*Exercise instructions:*
Leave out the pictures and transcribe the rest of the records exactly.

*Task input:*
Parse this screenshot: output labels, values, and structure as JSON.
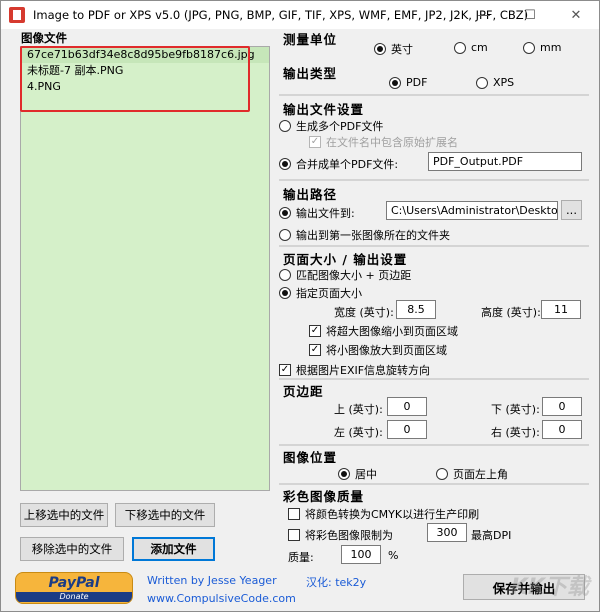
{
  "window": {
    "title": "Image to PDF or XPS  v5.0  (JPG, PNG, BMP, GIF, TIF, XPS, WMF, EMF, JP2, J2K, JPF, CBZ)"
  },
  "files": {
    "label": "图像文件",
    "items": [
      "67ce71b63df34e8c8d95be9fb8187c6.jpg",
      "未标题-7 副本.PNG",
      "4.PNG"
    ]
  },
  "buttons": {
    "move_up": "上移选中的文件",
    "move_down": "下移选中的文件",
    "remove": "移除选中的文件",
    "add": "添加文件",
    "save": "保存并输出",
    "browse": "..."
  },
  "units": {
    "title": "测量单位",
    "options": [
      "英寸",
      "cm",
      "mm"
    ],
    "selected": 0
  },
  "output_type": {
    "title": "输出类型",
    "options": [
      "PDF",
      "XPS"
    ],
    "selected": 0
  },
  "file_settings": {
    "title": "输出文件设置",
    "multiple": "生成多个PDF文件",
    "include_ext": "在文件名中包含原始扩展名",
    "merge": "合并成单个PDF文件:",
    "filename": "PDF_Output.PDF"
  },
  "output_path": {
    "title": "输出路径",
    "to_folder": "输出文件到:",
    "folder_value": "C:\\Users\\Administrator\\Desktop",
    "to_first": "输出到第一张图像所在的文件夹"
  },
  "page_size": {
    "title": "页面大小 / 输出设置",
    "match": "匹配图像大小 + 页边距",
    "specify": "指定页面大小",
    "width_label": "宽度 (英寸):",
    "width": "8.5",
    "height_label": "高度 (英寸):",
    "height": "11",
    "shrink": "将超大图像缩小到页面区域",
    "enlarge": "将小图像放大到页面区域",
    "exif": "根据图片EXIF信息旋转方向"
  },
  "margins": {
    "title": "页边距",
    "top_label": "上 (英寸):",
    "top": "0",
    "bottom_label": "下 (英寸):",
    "bottom": "0",
    "left_label": "左 (英寸):",
    "left": "0",
    "right_label": "右 (英寸):",
    "right": "0"
  },
  "position": {
    "title": "图像位置",
    "center": "居中",
    "top_left": "页面左上角"
  },
  "color": {
    "title": "彩色图像质量",
    "cmyk": "将颜色转换为CMYK以进行生产印刷",
    "limit": "将彩色图像限制为",
    "dpi_value": "300",
    "dpi_label": "最高DPI",
    "quality_label": "质量:",
    "quality": "100",
    "percent": "%"
  },
  "footer": {
    "paypal": "PayPal",
    "donate": "Donate",
    "author": "Written by Jesse Yeager",
    "site": "www.CompulsiveCode.com",
    "localize": "汉化: tek2y",
    "watermark": "KK下载"
  },
  "colors": {
    "list_bg": "#d5f0c9",
    "highlight": "#e02b2b",
    "link": "#1a5bd6",
    "default_button": "#0078d7"
  }
}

*Result below:*
Parse this screenshot: output labels, values, and structure as JSON.
{
  "window": {
    "title": "Image to PDF or XPS  v5.0  (JPG, PNG, BMP, GIF, TIF, XPS, WMF, EMF, JP2, J2K, JPF, CBZ)"
  },
  "files": {
    "label": "图像文件",
    "items": [
      "67ce71b63df34e8c8d95be9fb8187c6.jpg",
      "未标题-7 副本.PNG",
      "4.PNG"
    ]
  },
  "buttons": {
    "move_up": "上移选中的文件",
    "move_down": "下移选中的文件",
    "remove": "移除选中的文件",
    "add": "添加文件",
    "save": "保存并输出",
    "browse": "..."
  },
  "units": {
    "title": "测量单位",
    "options": [
      "英寸",
      "cm",
      "mm"
    ],
    "selected": 0
  },
  "output_type": {
    "title": "输出类型",
    "options": [
      "PDF",
      "XPS"
    ],
    "selected": 0
  },
  "file_settings": {
    "title": "输出文件设置",
    "multiple": "生成多个PDF文件",
    "include_ext": "在文件名中包含原始扩展名",
    "merge": "合并成单个PDF文件:",
    "filename": "PDF_Output.PDF"
  },
  "output_path": {
    "title": "输出路径",
    "to_folder": "输出文件到:",
    "folder_value": "C:\\Users\\Administrator\\Desktop",
    "to_first": "输出到第一张图像所在的文件夹"
  },
  "page_size": {
    "title": "页面大小 / 输出设置",
    "match": "匹配图像大小 + 页边距",
    "specify": "指定页面大小",
    "width_label": "宽度 (英寸):",
    "width": "8.5",
    "height_label": "高度 (英寸):",
    "height": "11",
    "shrink": "将超大图像缩小到页面区域",
    "enlarge": "将小图像放大到页面区域",
    "exif": "根据图片EXIF信息旋转方向"
  },
  "margins": {
    "title": "页边距",
    "top_label": "上 (英寸):",
    "top": "0",
    "bottom_label": "下 (英寸):",
    "bottom": "0",
    "left_label": "左 (英寸):",
    "left": "0",
    "right_label": "右 (英寸):",
    "right": "0"
  },
  "position": {
    "title": "图像位置",
    "center": "居中",
    "top_left": "页面左上角"
  },
  "color": {
    "title": "彩色图像质量",
    "cmyk": "将颜色转换为CMYK以进行生产印刷",
    "limit": "将彩色图像限制为",
    "dpi_value": "300",
    "dpi_label": "最高DPI",
    "quality_label": "质量:",
    "quality": "100",
    "percent": "%"
  },
  "footer": {
    "paypal": "PayPal",
    "donate": "Donate",
    "author": "Written by Jesse Yeager",
    "site": "www.CompulsiveCode.com",
    "localize": "汉化: tek2y",
    "watermark": "KK下载"
  },
  "colors": {
    "list_bg": "#d5f0c9",
    "highlight": "#e02b2b",
    "link": "#1a5bd6",
    "default_button": "#0078d7"
  }
}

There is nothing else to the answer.